◆ **Problem to solve**
Copy out lines with the word "Nova" from the material that follows.
— START OF Provided records —
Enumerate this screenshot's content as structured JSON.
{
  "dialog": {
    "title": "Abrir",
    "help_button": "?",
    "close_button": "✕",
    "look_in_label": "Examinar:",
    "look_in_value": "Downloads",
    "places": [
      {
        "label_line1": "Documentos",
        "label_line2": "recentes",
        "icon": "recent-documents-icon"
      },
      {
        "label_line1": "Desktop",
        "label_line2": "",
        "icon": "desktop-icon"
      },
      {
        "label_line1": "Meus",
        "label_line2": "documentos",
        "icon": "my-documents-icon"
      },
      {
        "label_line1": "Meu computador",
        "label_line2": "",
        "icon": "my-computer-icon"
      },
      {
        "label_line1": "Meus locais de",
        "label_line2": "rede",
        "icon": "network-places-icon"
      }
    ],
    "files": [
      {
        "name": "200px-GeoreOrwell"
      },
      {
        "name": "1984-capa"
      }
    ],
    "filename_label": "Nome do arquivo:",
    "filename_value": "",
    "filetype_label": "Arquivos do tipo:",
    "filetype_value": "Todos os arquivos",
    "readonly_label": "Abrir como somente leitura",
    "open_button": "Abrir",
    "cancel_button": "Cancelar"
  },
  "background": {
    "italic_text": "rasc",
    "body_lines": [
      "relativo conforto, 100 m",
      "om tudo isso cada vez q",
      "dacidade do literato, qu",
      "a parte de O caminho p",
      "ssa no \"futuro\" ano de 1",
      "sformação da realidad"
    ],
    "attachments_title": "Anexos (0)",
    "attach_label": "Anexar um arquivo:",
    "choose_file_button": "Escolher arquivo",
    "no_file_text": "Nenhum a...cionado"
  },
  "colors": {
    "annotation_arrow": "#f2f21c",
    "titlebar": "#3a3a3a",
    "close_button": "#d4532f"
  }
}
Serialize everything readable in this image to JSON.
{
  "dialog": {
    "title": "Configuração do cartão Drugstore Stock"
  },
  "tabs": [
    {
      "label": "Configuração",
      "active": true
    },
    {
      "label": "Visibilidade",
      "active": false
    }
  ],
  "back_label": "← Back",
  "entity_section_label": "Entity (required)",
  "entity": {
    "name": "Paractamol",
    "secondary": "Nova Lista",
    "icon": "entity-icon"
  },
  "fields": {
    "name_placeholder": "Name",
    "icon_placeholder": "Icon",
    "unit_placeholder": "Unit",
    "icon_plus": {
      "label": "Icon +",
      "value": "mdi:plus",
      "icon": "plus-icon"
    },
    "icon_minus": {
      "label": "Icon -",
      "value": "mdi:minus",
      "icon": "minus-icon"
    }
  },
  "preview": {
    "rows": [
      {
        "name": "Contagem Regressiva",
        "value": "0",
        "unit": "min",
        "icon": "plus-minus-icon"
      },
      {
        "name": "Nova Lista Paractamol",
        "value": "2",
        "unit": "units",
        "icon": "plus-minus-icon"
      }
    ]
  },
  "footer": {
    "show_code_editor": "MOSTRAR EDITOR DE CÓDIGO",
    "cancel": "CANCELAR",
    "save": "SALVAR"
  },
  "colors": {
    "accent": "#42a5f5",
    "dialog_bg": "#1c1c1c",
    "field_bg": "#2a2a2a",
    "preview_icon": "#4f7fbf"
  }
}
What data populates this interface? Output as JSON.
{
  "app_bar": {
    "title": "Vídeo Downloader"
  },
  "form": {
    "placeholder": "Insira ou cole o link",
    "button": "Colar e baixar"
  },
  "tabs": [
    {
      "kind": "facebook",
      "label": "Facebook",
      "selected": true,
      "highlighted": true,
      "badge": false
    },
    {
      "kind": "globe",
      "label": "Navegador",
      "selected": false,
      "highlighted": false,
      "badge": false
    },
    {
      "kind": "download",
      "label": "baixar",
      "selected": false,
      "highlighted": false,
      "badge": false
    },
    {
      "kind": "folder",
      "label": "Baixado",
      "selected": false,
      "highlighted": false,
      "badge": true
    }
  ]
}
— END OF Provided records —
◆ **Result below**
    "secondary": "Nova Lista",
        "name": "Nova Lista Paractamol",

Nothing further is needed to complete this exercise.